Transcribe the material below exactly as it appears.

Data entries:
--- start ---

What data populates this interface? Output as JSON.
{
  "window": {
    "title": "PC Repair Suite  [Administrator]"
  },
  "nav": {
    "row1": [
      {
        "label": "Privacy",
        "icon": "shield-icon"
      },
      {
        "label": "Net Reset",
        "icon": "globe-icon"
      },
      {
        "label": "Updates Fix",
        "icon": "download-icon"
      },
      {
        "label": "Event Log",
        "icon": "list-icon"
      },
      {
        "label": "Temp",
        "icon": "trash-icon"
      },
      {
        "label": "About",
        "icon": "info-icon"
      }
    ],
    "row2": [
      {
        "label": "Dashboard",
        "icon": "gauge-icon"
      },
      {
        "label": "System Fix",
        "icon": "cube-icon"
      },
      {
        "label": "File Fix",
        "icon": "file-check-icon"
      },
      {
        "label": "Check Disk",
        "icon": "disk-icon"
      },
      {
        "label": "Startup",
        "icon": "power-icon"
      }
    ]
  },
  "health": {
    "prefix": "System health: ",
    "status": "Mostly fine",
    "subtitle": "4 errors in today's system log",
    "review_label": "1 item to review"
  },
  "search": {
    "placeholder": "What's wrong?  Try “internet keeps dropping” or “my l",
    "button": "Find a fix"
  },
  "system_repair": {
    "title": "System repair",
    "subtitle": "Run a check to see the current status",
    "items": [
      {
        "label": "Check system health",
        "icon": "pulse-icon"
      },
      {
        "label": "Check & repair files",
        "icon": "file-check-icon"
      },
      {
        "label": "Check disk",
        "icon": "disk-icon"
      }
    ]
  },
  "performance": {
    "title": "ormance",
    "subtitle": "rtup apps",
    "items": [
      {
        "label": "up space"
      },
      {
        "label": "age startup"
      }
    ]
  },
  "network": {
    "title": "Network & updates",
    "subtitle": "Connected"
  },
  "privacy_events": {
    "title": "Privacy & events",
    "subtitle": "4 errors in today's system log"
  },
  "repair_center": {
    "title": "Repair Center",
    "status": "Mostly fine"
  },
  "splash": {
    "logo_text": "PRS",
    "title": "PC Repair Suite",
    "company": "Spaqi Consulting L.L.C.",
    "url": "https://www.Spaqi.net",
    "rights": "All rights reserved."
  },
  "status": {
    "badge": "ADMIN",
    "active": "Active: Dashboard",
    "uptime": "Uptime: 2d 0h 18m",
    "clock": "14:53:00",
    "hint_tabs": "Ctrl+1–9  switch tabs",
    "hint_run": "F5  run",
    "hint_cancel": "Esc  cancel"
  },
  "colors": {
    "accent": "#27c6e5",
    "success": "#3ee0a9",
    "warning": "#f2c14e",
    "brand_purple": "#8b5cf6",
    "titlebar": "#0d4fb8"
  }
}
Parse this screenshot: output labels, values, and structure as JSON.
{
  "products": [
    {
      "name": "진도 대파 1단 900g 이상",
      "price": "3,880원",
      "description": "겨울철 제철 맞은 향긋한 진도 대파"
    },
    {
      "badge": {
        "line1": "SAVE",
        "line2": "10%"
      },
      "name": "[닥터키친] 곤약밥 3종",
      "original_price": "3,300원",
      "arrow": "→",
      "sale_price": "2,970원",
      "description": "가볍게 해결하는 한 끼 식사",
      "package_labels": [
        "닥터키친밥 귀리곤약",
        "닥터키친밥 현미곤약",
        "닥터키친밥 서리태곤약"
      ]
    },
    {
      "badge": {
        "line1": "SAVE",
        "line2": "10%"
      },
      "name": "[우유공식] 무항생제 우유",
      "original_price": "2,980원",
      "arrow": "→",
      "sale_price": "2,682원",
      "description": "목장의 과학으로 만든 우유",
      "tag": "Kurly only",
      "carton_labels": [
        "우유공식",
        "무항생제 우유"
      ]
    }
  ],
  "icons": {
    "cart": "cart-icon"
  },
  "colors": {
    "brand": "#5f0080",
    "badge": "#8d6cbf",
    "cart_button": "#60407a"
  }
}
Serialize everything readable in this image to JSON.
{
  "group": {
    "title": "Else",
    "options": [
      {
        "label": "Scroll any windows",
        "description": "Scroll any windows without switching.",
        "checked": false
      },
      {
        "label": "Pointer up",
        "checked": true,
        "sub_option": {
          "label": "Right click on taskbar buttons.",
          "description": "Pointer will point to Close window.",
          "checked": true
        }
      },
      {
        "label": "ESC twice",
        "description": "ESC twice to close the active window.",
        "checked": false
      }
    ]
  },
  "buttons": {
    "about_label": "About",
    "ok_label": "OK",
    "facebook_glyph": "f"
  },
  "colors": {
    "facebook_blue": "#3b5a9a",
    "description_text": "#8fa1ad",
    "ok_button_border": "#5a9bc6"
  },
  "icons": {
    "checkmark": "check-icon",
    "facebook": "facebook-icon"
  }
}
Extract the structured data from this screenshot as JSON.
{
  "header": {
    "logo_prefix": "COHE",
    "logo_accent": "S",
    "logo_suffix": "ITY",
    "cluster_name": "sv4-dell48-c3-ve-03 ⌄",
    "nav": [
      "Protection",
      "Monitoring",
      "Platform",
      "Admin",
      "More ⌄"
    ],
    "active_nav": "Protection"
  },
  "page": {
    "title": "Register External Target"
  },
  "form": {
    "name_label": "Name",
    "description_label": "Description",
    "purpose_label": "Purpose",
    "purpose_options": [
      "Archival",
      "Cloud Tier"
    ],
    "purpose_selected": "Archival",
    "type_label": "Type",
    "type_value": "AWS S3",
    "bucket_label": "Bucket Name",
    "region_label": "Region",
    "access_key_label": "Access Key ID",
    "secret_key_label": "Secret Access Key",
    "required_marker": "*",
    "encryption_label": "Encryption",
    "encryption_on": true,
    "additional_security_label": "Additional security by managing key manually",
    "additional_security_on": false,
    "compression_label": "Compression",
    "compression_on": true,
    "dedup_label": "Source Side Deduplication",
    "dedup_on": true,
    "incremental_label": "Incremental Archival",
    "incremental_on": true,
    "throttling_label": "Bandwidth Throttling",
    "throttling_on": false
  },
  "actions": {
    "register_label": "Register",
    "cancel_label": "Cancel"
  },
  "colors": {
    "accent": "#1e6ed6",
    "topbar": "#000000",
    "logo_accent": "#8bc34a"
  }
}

--- end ---

> SOLUTION:
What data populates this interface? Output as JSON.
{
  "window": {
    "title": "PC Repair Suite  [Administrator]"
  },
  "nav": {
    "row1": [
      {
        "label": "Privacy",
        "icon": "shield-icon"
      },
      {
        "label": "Net Reset",
        "icon": "globe-icon"
      },
      {
        "label": "Updates Fix",
        "icon": "download-icon"
      },
      {
        "label": "Event Log",
        "icon": "list-icon"
      },
      {
        "label": "Temp",
        "icon": "trash-icon"
      },
      {
        "label": "About",
        "icon": "info-icon"
      }
    ],
    "row2": [
      {
        "label": "Dashboard",
        "icon": "gauge-icon"
      },
      {
        "label": "System Fix",
        "icon": "cube-icon"
      },
      {
        "label": "File Fix",
        "icon": "file-check-icon"
      },
      {
        "label": "Check Disk",
        "icon": "disk-icon"
      },
      {
        "label": "Startup",
        "icon": "power-icon"
      }
    ]
  },
  "health": {
    "prefix": "System health: ",
    "status": "Mostly fine",
    "subtitle": "4 errors in today's system log",
    "review_label": "1 item to review"
  },
  "search": {
    "placeholder": "What's wrong?  Try “internet keeps dropping” or “my l",
    "button": "Find a fix"
  },
  "system_repair": {
    "title": "System repair",
    "subtitle": "Run a check to see the current status",
    "items": [
      {
        "label": "Check system health",
        "icon": "pulse-icon"
      },
      {
        "label": "Check & repair files",
        "icon": "file-check-icon"
      },
      {
        "label": "Check disk",
        "icon": "disk-icon"
      }
    ]
  },
  "performance": {
    "title": "ormance",
    "subtitle": "rtup apps",
    "items": [
      {
        "label": "up space"
      },
      {
        "label": "age startup"
      }
    ]
  },
  "network": {
    "title": "Network & updates",
    "subtitle": "Connected"
  },
  "privacy_events": {
    "title": "Privacy & events",
    "subtitle": "4 errors in today's system log"
  },
  "repair_center": {
    "title": "Repair Center",
    "status": "Mostly fine"
  },
  "splash": {
    "logo_text": "PRS",
    "title": "PC Repair Suite",
    "company": "Spaqi Consulting L.L.C.",
    "url": "https://www.Spaqi.net",
    "rights": "All rights reserved."
  },
  "status": {
    "badge": "ADMIN",
    "active": "Active: Dashboard",
    "uptime": "Uptime: 2d 0h 18m",
    "clock": "14:53:00",
    "hint_tabs": "Ctrl+1–9  switch tabs",
    "hint_run": "F5  run",
    "hint_cancel": "Esc  cancel"
  },
  "colors": {
    "accent": "#27c6e5",
    "success": "#3ee0a9",
    "warning": "#f2c14e",
    "brand_purple": "#8b5cf6",
    "titlebar": "#0d4fb8"
  }
}
Parse this screenshot: output labels, values, and structure as JSON.
{
  "products": [
    {
      "name": "진도 대파 1단 900g 이상",
      "price": "3,880원",
      "description": "겨울철 제철 맞은 향긋한 진도 대파"
    },
    {
      "badge": {
        "line1": "SAVE",
        "line2": "10%"
      },
      "name": "[닥터키친] 곤약밥 3종",
      "original_price": "3,300원",
      "arrow": "→",
      "sale_price": "2,970원",
      "description": "가볍게 해결하는 한 끼 식사",
      "package_labels": [
        "닥터키친밥 귀리곤약",
        "닥터키친밥 현미곤약",
        "닥터키친밥 서리태곤약"
      ]
    },
    {
      "badge": {
        "line1": "SAVE",
        "line2": "10%"
      },
      "name": "[우유공식] 무항생제 우유",
      "original_price": "2,980원",
      "arrow": "→",
      "sale_price": "2,682원",
      "description": "목장의 과학으로 만든 우유",
      "tag": "Kurly only",
      "carton_labels": [
        "우유공식",
        "무항생제 우유"
      ]
    }
  ],
  "icons": {
    "cart": "cart-icon"
  },
  "colors": {
    "brand": "#5f0080",
    "badge": "#8d6cbf",
    "cart_button": "#60407a"
  }
}
Serialize everything readable in this image to JSON.
{
  "group": {
    "title": "Else",
    "options": [
      {
        "label": "Scroll any windows",
        "description": "Scroll any windows without switching.",
        "checked": false
      },
      {
        "label": "Pointer up",
        "checked": true,
        "sub_option": {
          "label": "Right click on taskbar buttons.",
          "description": "Pointer will point to Close window.",
          "checked": true
        }
      },
      {
        "label": "ESC twice",
        "description": "ESC twice to close the active window.",
        "checked": false
      }
    ]
  },
  "buttons": {
    "about_label": "About",
    "ok_label": "OK",
    "facebook_glyph": "f"
  },
  "colors": {
    "facebook_blue": "#3b5a9a",
    "description_text": "#8fa1ad",
    "ok_button_border": "#5a9bc6"
  },
  "icons": {
    "checkmark": "check-icon",
    "facebook": "facebook-icon"
  }
}
Extract the structured data from this screenshot as JSON.
{
  "header": {
    "logo_prefix": "COHE",
    "logo_accent": "S",
    "logo_suffix": "ITY",
    "cluster_name": "sv4-dell48-c3-ve-03 ⌄",
    "nav": [
      "Protection",
      "Monitoring",
      "Platform",
      "Admin",
      "More ⌄"
    ],
    "active_nav": "Protection"
  },
  "page": {
    "title": "Register External Target"
  },
  "form": {
    "name_label": "Name",
    "description_label": "Description",
    "purpose_label": "Purpose",
    "purpose_options": [
      "Archival",
      "Cloud Tier"
    ],
    "purpose_selected": "Archival",
    "type_label": "Type",
    "type_value": "AWS S3",
    "bucket_label": "Bucket Name",
    "region_label": "Region",
    "access_key_label": "Access Key ID",
    "secret_key_label": "Secret Access Key",
    "required_marker": "*",
    "encryption_label": "Encryption",
    "encryption_on": true,
    "additional_security_label": "Additional security by managing key manually",
    "additional_security_on": false,
    "compression_label": "Compression",
    "compression_on": true,
    "dedup_label": "Source Side Deduplication",
    "dedup_on": true,
    "incremental_label": "Incremental Archival",
    "incremental_on": true,
    "throttling_label": "Bandwidth Throttling",
    "throttling_on": false
  },
  "actions": {
    "register_label": "Register",
    "cancel_label": "Cancel"
  },
  "colors": {
    "accent": "#1e6ed6",
    "topbar": "#000000",
    "logo_accent": "#8bc34a"
  }
}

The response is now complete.